* **Exercise**: Each line below that contains "gerund" counts once; report the total and nothing more.

[Data excerpts]
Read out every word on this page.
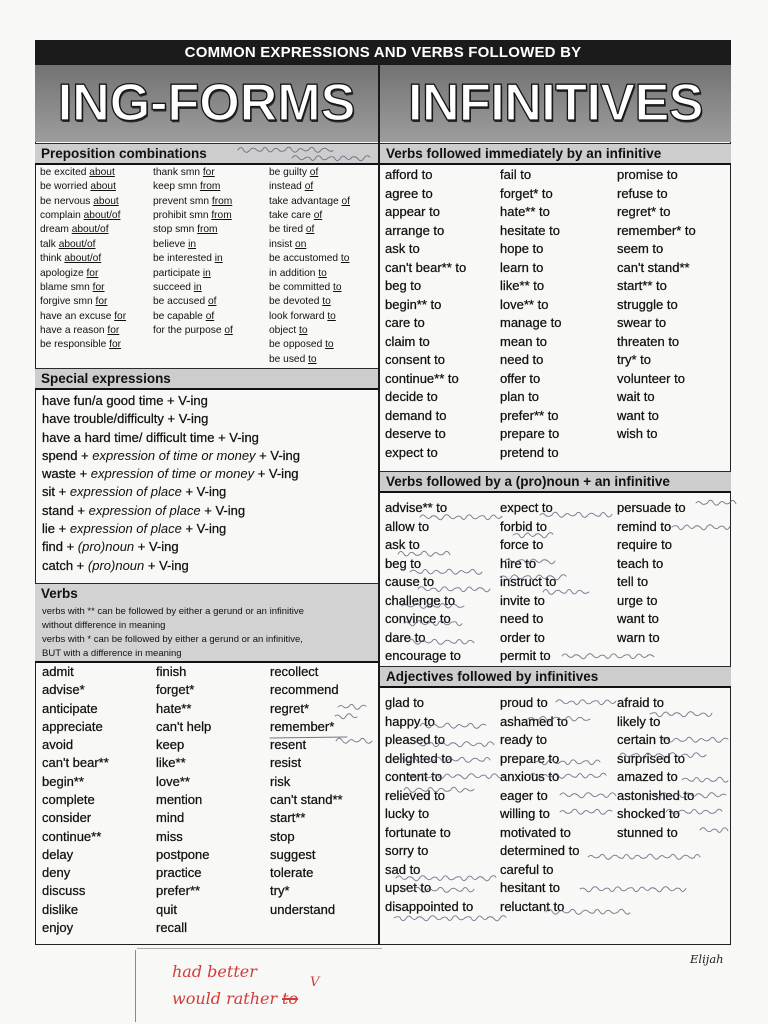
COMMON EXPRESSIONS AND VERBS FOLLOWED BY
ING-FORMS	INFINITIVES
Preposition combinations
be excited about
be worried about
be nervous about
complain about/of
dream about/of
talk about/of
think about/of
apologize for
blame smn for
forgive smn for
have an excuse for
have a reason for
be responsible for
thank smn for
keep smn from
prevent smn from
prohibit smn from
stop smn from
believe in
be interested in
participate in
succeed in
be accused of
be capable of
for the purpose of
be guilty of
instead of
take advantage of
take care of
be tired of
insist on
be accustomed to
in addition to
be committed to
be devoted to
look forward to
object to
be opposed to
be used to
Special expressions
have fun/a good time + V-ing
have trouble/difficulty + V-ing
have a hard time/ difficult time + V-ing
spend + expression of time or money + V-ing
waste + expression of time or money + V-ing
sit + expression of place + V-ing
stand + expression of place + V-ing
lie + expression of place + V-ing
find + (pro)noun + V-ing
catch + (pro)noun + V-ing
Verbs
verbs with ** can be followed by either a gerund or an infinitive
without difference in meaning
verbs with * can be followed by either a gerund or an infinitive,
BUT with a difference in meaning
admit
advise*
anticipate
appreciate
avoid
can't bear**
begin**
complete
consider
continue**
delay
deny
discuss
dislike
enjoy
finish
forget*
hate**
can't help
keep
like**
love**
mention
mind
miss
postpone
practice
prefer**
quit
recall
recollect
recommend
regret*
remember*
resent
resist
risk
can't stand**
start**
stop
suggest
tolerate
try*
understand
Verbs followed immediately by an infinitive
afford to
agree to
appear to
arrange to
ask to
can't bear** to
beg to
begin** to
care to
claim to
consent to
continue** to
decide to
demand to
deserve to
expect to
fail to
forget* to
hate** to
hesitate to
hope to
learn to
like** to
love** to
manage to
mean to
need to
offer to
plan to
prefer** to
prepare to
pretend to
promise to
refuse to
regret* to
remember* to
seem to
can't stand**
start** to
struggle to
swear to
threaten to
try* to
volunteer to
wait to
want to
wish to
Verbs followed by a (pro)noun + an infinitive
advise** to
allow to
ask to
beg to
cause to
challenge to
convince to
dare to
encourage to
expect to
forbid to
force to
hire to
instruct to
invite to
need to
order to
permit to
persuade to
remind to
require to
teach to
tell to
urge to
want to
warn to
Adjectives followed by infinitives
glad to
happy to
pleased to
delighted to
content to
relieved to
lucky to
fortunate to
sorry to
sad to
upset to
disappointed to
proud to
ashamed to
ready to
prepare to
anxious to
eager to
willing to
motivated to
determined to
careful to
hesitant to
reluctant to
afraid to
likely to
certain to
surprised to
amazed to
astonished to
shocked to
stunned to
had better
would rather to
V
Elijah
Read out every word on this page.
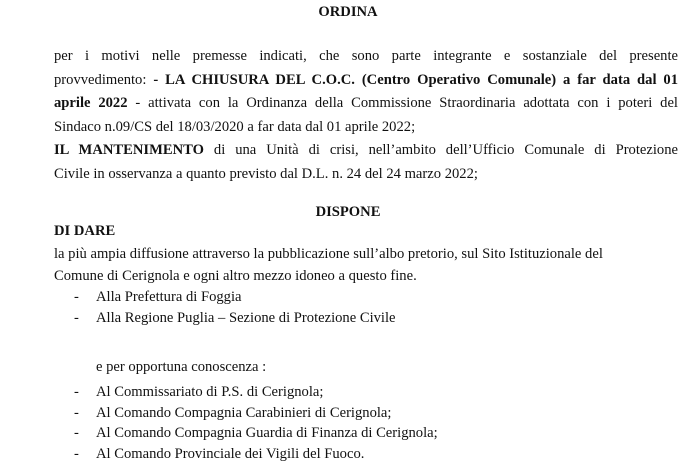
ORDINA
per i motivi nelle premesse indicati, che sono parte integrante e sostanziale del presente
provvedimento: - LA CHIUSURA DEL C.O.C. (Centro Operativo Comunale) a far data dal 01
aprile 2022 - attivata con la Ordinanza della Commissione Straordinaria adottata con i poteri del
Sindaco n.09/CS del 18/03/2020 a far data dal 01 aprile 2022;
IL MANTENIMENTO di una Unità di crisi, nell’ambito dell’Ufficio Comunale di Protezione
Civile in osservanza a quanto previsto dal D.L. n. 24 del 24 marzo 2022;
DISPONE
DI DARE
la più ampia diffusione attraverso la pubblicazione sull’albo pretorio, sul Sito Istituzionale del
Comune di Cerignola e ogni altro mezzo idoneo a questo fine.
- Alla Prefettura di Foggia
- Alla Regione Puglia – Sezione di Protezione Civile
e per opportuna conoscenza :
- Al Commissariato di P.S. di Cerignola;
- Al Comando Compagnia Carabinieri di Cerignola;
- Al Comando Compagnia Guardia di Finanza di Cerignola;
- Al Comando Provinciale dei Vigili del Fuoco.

* * *

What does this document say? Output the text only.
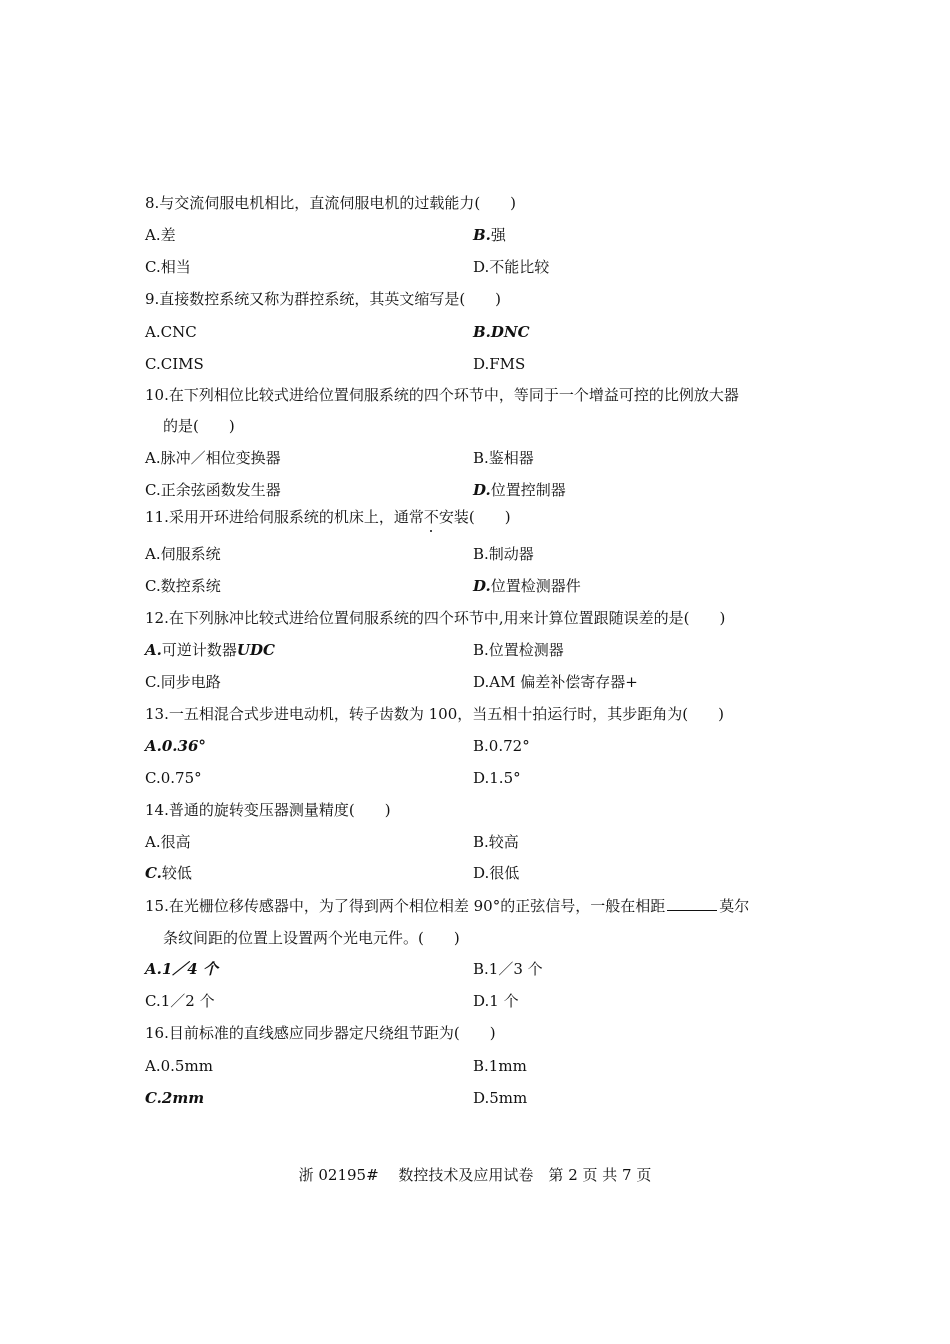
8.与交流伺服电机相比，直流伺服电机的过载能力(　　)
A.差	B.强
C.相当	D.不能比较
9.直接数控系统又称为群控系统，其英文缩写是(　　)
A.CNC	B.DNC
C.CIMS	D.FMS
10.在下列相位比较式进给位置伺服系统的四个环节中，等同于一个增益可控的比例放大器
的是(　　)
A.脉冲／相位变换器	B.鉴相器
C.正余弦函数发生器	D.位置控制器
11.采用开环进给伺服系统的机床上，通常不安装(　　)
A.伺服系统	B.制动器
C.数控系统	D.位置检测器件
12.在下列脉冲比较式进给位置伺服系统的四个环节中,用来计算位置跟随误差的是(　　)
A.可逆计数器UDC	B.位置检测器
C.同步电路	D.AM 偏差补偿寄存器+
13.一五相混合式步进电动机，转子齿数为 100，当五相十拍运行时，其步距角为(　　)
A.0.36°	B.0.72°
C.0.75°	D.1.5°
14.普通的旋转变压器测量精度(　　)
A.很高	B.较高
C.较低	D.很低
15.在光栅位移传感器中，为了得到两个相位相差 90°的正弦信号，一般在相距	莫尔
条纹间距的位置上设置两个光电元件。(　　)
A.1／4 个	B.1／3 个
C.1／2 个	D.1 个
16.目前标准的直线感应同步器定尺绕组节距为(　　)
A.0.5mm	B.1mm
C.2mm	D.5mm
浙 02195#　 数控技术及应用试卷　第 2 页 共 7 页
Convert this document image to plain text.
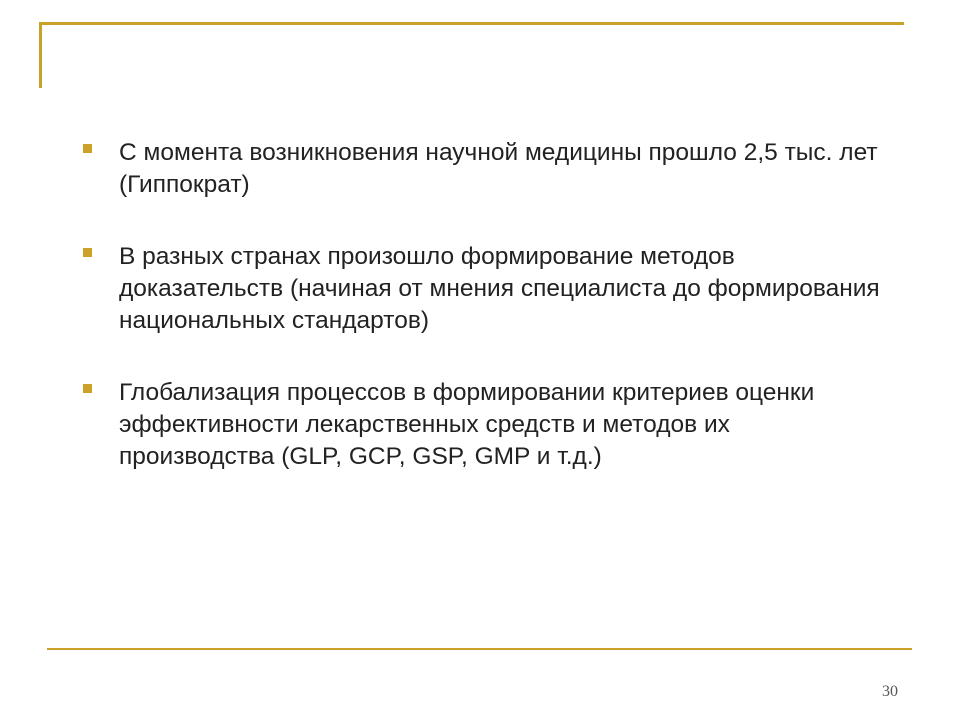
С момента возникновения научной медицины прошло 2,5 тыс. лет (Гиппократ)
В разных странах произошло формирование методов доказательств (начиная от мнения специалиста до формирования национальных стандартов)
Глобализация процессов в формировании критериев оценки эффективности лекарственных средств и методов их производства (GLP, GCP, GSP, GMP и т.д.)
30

==

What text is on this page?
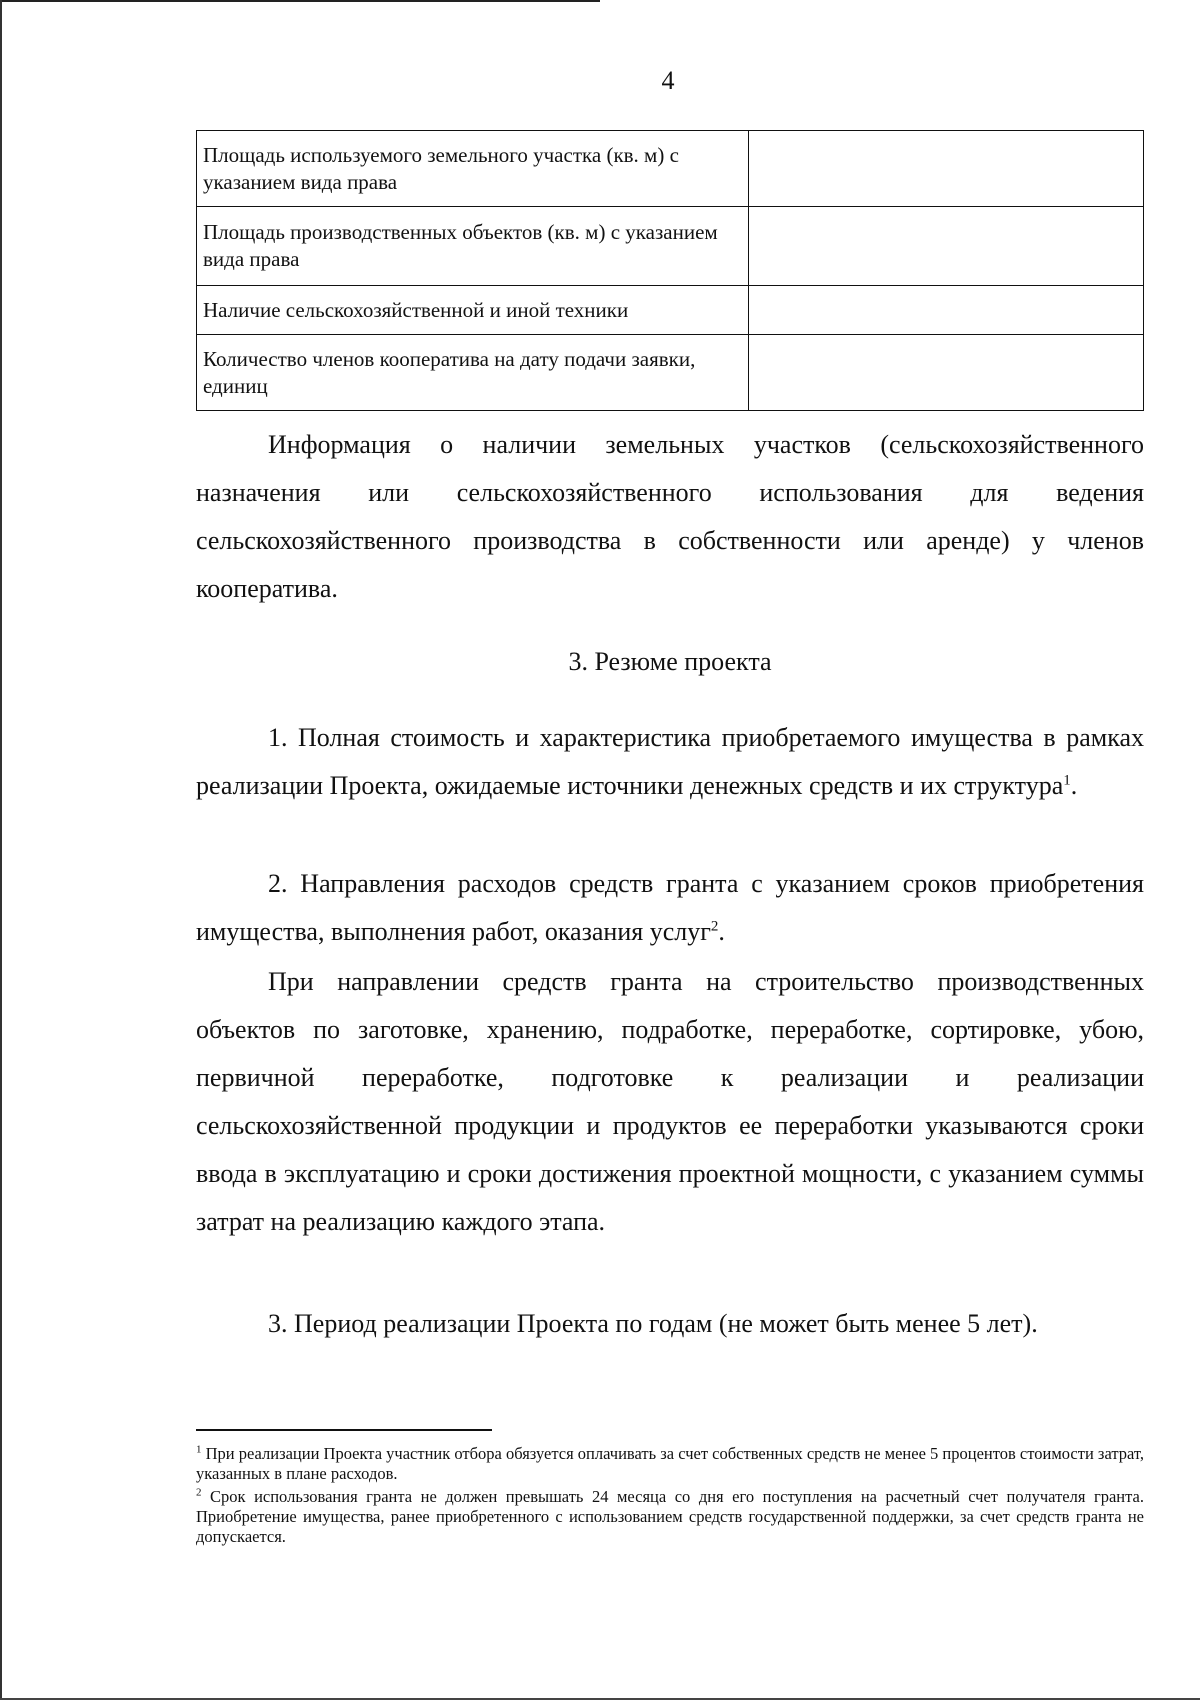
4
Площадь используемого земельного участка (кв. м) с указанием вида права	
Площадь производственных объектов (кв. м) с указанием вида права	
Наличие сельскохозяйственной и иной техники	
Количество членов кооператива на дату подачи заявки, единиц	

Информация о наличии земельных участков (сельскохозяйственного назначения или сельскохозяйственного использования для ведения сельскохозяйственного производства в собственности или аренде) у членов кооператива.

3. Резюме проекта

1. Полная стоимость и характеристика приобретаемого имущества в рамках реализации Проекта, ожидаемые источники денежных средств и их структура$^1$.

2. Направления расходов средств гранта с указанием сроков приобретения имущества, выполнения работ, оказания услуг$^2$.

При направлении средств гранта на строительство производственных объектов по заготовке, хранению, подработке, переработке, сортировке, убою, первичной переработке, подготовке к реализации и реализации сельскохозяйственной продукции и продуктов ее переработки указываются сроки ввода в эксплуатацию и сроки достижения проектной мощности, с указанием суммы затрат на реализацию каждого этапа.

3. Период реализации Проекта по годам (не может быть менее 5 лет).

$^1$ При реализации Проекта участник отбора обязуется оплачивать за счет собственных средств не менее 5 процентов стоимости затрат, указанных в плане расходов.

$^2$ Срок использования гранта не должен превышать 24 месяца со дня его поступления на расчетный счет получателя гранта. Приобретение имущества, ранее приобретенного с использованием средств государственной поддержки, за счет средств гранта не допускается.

* **Answer for this exercise**: 2